Josefina Salomón and Sergio Ortiz Borbolla spoke with Dr. Jo-Marie Burt, a Senior Fellow at WOLA, about the historic importance of two gender violence trials, that of the Maya Q’eqchi’ women of Sepur Zarco, and of the Maya Achi women of Rabinal, the impact they had on Guatemala’s Judiciary, and the crisis the country currently faces when it comes to punishing human rights violations and corruption.
When 15 Maya Q’eqchi’ indigenous women became the first to win a case against former military officials in 2016, they made history. The officials were found guilty of systematically raping them and subjecting them to sexual and domestic slavery for several years in the Sepur Zarco military detachment during Guatemala’s internal armed conflict in the early 1980s. It was the first time that a Guatemalan court found that systematic rape was used by the Guatemalan military as a weapon of war.

GIVEN EXERCISE 1 - Name every person mentioned in the passage about Guatemala's gender violence trials.

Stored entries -
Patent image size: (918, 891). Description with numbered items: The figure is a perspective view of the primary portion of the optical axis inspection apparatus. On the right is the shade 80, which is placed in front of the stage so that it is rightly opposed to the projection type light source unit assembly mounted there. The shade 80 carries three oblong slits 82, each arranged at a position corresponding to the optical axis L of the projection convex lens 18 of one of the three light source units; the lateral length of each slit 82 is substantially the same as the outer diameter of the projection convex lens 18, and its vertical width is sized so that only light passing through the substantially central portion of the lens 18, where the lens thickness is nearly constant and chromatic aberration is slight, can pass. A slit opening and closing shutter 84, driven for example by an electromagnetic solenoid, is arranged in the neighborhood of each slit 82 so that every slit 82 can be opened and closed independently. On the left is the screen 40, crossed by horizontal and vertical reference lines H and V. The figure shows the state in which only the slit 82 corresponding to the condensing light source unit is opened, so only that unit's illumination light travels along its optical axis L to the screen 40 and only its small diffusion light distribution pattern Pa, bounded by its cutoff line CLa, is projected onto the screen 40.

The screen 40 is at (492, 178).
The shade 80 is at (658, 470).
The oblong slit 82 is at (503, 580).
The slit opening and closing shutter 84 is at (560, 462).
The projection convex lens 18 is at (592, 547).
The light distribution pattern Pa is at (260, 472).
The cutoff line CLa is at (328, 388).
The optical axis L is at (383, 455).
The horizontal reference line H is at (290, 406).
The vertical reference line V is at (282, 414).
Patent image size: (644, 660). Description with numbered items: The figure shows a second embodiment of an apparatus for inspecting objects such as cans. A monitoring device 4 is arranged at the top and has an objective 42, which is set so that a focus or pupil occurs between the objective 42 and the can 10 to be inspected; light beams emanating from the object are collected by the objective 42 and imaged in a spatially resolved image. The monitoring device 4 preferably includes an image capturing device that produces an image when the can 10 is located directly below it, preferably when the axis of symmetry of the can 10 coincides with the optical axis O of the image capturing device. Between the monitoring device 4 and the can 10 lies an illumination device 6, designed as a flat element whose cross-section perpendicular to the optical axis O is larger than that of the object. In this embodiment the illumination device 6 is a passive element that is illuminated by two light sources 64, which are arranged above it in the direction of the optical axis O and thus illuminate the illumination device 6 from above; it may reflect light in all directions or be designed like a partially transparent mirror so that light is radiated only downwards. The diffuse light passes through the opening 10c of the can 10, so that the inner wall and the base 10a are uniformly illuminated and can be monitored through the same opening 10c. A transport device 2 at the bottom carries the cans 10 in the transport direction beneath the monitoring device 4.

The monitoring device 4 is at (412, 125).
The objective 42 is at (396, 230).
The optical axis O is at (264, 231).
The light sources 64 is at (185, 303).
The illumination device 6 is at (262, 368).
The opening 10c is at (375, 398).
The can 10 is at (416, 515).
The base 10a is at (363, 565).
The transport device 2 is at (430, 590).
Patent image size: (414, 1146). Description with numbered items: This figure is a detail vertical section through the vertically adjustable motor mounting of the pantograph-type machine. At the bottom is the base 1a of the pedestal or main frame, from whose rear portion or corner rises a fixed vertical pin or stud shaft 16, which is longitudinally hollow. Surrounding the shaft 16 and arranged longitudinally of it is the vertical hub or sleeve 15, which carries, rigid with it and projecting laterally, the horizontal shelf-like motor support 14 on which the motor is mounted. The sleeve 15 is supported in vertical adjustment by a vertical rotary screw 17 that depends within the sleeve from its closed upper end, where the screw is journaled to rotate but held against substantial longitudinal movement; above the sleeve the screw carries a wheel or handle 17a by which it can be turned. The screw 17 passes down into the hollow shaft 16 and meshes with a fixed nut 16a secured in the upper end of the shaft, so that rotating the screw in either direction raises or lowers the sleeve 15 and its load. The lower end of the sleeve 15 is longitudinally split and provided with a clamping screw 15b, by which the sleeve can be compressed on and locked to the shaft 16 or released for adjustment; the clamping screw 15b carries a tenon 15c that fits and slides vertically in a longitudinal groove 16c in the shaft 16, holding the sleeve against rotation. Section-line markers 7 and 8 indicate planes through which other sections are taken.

GIVEN EXERCISE 2 - Lay out the rows as a Markdown table with the columns No. and Line, starting at the first row and ending at the line that contains "The projection convex lens 18 is". Leave out blank lines.

FINAL RESULT 1 -
- Josefina Salomón
- Sergio Ortiz Borbolla
- Jo-Marie Burt

FINAL RESULT 2 -
| No. | Line |
|---|---|
| 1 | Patent image size: (918, 891). Description with numbered items: The figure is a perspective view of the primary portion of the optical axis inspection apparatus. On the right is the shade 80, which is placed in front of the stage so that it is rightly opposed to the projection type light source unit assembly mounted there. The shade 80 carries three oblong slits 82, each arranged at a position corresponding to the optical axis L of the projection convex lens 18 of one of the three light source units; the lateral length of each slit 82 is substantially the same as the outer diameter of the projection convex lens 18, and its vertical width is sized so that only light passing through the substantially central portion of the lens 18, where the lens thickness is nearly constant and chromatic aberration is slight, can pass. A slit opening and closing shutter 84, driven for example by an electromagnetic solenoid, is arranged in the neighborhood of each slit 82 so that every slit 82 can be opened and closed independently. On the left is the screen 40, crossed by horizontal and vertical reference lines H and V. The figure shows the state in which only the slit 82 corresponding to the condensing light source unit is opened, so only that unit's illumination light travels along its optical axis L to the screen 40 and only its small diffusion light distribution pattern Pa, bounded by its cutoff line CLa, is projected onto the screen 40. |
| 2 | The screen 40 is at (492, 178). |
| 3 | The shade 80 is at (658, 470). |
| 4 | The oblong slit 82 is at (503, 580). |
| 5 | The slit opening and closing shutter 84 is at (560, 462). |
| 6 | The projection convex lens 18 is at (592, 547). |